### EXTRACTED DATA
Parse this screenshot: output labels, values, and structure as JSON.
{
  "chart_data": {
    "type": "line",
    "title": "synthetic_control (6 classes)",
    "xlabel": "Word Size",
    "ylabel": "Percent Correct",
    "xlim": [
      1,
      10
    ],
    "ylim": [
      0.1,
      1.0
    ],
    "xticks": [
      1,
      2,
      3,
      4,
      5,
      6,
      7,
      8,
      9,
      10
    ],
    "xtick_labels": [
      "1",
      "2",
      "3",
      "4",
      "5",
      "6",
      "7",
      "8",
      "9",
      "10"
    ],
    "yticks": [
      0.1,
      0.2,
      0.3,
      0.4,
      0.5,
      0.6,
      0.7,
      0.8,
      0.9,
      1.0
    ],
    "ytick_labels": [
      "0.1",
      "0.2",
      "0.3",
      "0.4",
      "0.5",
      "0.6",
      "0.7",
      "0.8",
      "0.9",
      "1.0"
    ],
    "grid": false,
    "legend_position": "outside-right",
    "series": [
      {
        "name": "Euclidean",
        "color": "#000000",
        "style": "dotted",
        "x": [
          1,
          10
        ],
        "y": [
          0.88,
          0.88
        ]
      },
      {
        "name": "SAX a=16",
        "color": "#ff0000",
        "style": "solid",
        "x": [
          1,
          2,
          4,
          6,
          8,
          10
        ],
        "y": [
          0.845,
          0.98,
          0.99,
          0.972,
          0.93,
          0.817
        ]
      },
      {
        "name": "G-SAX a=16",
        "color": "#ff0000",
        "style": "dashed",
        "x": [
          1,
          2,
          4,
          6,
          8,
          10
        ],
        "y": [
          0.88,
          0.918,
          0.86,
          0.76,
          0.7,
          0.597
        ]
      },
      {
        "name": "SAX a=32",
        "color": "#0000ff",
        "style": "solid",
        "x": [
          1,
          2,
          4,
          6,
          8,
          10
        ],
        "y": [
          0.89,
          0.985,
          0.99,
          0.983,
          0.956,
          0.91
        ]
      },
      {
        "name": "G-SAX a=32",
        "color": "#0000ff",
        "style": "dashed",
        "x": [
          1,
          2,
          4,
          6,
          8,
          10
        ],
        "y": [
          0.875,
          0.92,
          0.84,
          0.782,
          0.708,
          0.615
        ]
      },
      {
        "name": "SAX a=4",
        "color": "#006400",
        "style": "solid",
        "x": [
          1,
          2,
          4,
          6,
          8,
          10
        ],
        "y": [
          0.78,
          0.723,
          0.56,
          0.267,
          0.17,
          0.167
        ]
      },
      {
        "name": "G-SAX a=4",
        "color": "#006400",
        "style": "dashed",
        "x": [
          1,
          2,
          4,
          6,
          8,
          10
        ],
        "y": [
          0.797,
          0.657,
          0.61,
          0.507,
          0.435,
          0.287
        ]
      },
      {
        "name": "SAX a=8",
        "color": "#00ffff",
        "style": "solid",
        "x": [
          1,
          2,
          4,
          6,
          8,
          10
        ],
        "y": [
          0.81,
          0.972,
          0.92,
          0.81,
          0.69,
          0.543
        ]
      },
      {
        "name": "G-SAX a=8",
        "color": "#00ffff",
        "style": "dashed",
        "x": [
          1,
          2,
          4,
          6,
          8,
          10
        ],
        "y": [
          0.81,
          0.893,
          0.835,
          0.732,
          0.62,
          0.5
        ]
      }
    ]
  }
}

### EXERCISE
Would you give the material above again, complete and exact?

### RESPONSE TO THIS TASK
Parse this screenshot: output labels, values, and structure as JSON.
{
  "chart_data": {
    "type": "line",
    "title": "synthetic_control (6 classes)",
    "xlabel": "Word Size",
    "ylabel": "Percent Correct",
    "xlim": [
      1,
      10
    ],
    "ylim": [
      0.1,
      1.0
    ],
    "xticks": [
      1,
      2,
      3,
      4,
      5,
      6,
      7,
      8,
      9,
      10
    ],
    "xtick_labels": [
      "1",
      "2",
      "3",
      "4",
      "5",
      "6",
      "7",
      "8",
      "9",
      "10"
    ],
    "yticks": [
      0.1,
      0.2,
      0.3,
      0.4,
      0.5,
      0.6,
      0.7,
      0.8,
      0.9,
      1.0
    ],
    "ytick_labels": [
      "0.1",
      "0.2",
      "0.3",
      "0.4",
      "0.5",
      "0.6",
      "0.7",
      "0.8",
      "0.9",
      "1.0"
    ],
    "grid": false,
    "legend_position": "outside-right",
    "series": [
      {
        "name": "Euclidean",
        "color": "#000000",
        "style": "dotted",
        "x": [
          1,
          10
        ],
        "y": [
          0.88,
          0.88
        ]
      },
      {
        "name": "SAX a=16",
        "color": "#ff0000",
        "style": "solid",
        "x": [
          1,
          2,
          4,
          6,
          8,
          10
        ],
        "y": [
          0.845,
          0.98,
          0.99,
          0.972,
          0.93,
          0.817
        ]
      },
      {
        "name": "G-SAX a=16",
        "color": "#ff0000",
        "style": "dashed",
        "x": [
          1,
          2,
          4,
          6,
          8,
          10
        ],
        "y": [
          0.88,
          0.918,
          0.86,
          0.76,
          0.7,
          0.597
        ]
      },
      {
        "name": "SAX a=32",
        "color": "#0000ff",
        "style": "solid",
        "x": [
          1,
          2,
          4,
          6,
          8,
          10
        ],
        "y": [
          0.89,
          0.985,
          0.99,
          0.983,
          0.956,
          0.91
        ]
      },
      {
        "name": "G-SAX a=32",
        "color": "#0000ff",
        "style": "dashed",
        "x": [
          1,
          2,
          4,
          6,
          8,
          10
        ],
        "y": [
          0.875,
          0.92,
          0.84,
          0.782,
          0.708,
          0.615
        ]
      },
      {
        "name": "SAX a=4",
        "color": "#006400",
        "style": "solid",
        "x": [
          1,
          2,
          4,
          6,
          8,
          10
        ],
        "y": [
          0.78,
          0.723,
          0.56,
          0.267,
          0.17,
          0.167
        ]
      },
      {
        "name": "G-SAX a=4",
        "color": "#006400",
        "style": "dashed",
        "x": [
          1,
          2,
          4,
          6,
          8,
          10
        ],
        "y": [
          0.797,
          0.657,
          0.61,
          0.507,
          0.435,
          0.287
        ]
      },
      {
        "name": "SAX a=8",
        "color": "#00ffff",
        "style": "solid",
        "x": [
          1,
          2,
          4,
          6,
          8,
          10
        ],
        "y": [
          0.81,
          0.972,
          0.92,
          0.81,
          0.69,
          0.543
        ]
      },
      {
        "name": "G-SAX a=8",
        "color": "#00ffff",
        "style": "dashed",
        "x": [
          1,
          2,
          4,
          6,
          8,
          10
        ],
        "y": [
          0.81,
          0.893,
          0.835,
          0.732,
          0.62,
          0.5
        ]
      }
    ]
  }
}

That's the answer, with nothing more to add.